(Structured figure records)
>> begin

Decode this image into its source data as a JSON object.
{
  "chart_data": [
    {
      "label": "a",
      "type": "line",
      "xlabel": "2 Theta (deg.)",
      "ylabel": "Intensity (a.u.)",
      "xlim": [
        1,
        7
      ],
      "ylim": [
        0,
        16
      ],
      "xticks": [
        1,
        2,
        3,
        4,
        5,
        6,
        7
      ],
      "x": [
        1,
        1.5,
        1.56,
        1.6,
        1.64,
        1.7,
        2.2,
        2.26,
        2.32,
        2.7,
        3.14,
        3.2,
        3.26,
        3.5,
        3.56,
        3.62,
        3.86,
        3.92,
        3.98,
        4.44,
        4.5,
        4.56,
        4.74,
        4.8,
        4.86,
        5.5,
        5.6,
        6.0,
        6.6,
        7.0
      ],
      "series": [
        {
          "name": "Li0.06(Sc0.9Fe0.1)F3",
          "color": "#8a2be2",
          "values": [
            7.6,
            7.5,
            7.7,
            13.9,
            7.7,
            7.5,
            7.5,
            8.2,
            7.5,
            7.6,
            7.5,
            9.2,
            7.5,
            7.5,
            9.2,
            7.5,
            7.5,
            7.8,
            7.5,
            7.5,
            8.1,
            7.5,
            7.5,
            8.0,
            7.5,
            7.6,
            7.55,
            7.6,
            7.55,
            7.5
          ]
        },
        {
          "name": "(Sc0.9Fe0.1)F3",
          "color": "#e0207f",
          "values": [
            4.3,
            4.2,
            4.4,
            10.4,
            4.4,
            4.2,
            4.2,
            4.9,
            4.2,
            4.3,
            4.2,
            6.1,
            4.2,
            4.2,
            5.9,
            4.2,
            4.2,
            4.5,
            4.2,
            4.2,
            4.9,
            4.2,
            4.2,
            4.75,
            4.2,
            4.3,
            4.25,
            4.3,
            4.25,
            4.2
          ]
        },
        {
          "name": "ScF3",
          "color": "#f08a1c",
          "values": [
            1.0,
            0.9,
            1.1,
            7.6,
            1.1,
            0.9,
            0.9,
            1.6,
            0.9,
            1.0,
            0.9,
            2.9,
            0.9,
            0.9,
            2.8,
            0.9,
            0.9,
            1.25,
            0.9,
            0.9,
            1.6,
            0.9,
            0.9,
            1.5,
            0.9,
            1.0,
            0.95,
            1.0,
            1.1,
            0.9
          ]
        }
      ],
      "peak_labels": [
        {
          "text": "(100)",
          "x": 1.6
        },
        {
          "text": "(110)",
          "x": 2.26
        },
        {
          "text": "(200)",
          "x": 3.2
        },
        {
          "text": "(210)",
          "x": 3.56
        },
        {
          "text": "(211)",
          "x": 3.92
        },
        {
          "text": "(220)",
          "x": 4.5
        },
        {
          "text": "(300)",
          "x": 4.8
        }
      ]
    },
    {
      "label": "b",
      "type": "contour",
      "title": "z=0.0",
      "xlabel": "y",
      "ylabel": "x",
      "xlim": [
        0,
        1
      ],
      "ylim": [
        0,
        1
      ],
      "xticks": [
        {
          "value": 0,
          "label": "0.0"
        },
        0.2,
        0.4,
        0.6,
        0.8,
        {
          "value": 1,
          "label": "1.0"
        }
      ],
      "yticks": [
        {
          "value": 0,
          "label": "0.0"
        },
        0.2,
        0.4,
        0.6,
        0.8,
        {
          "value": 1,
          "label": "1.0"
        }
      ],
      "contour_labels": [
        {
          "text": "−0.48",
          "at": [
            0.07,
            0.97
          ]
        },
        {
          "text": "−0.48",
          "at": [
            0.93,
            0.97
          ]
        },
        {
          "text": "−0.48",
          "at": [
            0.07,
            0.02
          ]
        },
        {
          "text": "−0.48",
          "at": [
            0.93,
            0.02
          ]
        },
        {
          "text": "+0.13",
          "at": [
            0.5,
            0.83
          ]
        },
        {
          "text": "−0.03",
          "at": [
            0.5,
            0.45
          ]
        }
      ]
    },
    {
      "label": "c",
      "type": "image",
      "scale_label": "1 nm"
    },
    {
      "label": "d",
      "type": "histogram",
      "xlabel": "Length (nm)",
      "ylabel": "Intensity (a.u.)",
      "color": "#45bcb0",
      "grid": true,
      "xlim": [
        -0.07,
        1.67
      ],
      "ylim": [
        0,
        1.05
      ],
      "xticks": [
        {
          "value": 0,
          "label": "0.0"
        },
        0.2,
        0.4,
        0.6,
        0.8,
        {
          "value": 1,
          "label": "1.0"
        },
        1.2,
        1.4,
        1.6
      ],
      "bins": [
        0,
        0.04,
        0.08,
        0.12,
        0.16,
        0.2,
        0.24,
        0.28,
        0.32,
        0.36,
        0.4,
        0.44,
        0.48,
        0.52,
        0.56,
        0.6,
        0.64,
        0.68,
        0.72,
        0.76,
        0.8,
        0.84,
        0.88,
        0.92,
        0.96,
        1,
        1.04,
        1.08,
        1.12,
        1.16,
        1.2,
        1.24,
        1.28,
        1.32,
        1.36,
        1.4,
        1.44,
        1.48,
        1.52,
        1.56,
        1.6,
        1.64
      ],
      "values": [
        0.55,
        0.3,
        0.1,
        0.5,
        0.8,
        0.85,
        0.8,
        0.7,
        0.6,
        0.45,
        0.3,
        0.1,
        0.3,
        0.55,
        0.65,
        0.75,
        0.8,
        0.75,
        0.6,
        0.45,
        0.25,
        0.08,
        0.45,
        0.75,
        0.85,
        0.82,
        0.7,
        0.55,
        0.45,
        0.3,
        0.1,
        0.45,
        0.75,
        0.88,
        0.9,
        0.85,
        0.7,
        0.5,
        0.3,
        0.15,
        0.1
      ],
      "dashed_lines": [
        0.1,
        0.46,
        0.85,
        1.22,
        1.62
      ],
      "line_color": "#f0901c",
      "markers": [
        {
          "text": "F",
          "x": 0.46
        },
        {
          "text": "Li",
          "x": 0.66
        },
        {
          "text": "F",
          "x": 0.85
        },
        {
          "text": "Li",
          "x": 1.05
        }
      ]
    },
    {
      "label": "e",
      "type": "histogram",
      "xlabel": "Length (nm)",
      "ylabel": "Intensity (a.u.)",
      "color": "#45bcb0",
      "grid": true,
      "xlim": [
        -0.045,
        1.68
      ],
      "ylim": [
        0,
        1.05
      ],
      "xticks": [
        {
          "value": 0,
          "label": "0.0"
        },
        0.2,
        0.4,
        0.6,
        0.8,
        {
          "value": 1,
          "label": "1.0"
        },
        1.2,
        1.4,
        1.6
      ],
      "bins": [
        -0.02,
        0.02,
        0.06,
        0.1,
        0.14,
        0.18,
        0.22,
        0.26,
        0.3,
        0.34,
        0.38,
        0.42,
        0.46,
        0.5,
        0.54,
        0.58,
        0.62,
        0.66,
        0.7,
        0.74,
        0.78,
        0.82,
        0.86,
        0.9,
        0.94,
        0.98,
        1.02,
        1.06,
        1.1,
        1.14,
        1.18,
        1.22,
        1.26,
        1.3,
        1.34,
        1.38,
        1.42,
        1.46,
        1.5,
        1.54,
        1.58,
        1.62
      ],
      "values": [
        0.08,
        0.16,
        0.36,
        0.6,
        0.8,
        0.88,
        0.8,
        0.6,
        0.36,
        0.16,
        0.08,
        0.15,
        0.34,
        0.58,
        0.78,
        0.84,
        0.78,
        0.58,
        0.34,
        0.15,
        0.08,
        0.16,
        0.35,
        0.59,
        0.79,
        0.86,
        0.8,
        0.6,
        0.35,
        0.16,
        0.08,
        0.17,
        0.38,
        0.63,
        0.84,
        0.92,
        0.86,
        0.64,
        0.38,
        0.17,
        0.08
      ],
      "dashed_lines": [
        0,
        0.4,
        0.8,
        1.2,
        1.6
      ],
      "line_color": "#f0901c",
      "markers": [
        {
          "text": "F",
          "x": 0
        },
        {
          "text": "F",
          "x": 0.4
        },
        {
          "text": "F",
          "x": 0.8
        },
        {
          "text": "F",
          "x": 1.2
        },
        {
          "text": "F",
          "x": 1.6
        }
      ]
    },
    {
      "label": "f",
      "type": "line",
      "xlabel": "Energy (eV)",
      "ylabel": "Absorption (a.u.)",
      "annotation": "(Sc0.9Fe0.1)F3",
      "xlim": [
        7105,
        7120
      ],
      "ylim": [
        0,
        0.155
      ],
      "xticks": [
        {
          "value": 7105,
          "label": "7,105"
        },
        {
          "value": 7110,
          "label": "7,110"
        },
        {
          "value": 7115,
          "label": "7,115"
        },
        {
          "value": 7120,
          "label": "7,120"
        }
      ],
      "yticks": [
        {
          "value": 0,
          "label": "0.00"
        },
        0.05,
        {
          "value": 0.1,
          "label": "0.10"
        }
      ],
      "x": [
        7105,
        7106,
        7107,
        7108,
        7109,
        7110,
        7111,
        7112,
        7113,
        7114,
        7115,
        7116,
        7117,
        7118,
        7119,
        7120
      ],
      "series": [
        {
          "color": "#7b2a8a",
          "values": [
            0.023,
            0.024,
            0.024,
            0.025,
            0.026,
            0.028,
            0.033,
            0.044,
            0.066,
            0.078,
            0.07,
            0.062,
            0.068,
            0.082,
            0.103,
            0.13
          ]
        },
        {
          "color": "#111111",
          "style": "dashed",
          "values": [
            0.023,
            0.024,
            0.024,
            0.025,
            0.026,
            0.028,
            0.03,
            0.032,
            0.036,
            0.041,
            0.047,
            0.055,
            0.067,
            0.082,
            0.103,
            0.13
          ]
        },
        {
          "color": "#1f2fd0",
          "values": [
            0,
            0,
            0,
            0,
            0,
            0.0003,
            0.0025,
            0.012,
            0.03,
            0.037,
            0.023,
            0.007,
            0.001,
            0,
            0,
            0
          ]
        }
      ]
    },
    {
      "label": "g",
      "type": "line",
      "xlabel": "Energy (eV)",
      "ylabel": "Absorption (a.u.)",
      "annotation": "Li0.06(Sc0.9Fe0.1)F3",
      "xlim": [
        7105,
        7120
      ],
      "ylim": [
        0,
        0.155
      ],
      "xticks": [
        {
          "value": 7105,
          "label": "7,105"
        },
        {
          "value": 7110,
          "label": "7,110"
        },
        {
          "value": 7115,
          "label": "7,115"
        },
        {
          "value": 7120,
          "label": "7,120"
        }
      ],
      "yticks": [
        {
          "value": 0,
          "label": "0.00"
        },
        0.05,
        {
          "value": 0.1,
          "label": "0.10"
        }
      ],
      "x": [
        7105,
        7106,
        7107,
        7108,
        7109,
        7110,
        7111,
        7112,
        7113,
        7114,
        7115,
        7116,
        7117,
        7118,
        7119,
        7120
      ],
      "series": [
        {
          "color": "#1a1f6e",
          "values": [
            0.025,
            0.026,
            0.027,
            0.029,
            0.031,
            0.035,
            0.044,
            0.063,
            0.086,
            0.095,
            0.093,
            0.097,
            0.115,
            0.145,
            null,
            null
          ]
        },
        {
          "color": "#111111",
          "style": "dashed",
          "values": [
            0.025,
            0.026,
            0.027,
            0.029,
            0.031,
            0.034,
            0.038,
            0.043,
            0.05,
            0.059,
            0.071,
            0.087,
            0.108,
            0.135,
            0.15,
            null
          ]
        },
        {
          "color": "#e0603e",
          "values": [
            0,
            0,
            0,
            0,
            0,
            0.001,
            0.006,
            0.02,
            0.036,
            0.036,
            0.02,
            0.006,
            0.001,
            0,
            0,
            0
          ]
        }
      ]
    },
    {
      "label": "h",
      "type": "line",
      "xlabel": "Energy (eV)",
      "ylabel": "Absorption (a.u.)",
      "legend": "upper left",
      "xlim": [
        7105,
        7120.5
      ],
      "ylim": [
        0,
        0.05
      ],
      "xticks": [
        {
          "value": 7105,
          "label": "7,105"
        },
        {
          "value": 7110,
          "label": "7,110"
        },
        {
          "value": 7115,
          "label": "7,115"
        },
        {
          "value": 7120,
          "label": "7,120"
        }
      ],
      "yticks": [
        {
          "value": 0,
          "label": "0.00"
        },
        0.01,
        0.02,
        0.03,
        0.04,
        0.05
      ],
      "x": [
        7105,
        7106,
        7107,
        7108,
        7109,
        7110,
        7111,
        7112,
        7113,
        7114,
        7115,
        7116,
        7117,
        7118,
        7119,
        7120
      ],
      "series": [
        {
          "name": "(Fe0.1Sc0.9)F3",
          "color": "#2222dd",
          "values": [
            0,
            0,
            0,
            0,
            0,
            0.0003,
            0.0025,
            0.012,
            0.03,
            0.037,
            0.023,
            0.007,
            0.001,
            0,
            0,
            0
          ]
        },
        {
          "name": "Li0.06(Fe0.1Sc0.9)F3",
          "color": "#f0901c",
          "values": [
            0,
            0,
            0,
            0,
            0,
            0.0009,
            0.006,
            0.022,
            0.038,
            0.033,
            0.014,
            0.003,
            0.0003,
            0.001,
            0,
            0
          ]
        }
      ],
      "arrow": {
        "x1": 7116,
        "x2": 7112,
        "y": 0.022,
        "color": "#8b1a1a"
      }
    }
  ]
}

>> end

> **Task instructions**
Copy every single line of the material above that holds "name".

> **Task response**
          "name": "Li0.06(Sc0.9Fe0.1)F3",
          "name": "(Sc0.9Fe0.1)F3",
          "name": "ScF3",
          "name": "(Fe0.1Sc0.9)F3",
          "name": "Li0.06(Fe0.1Sc0.9)F3",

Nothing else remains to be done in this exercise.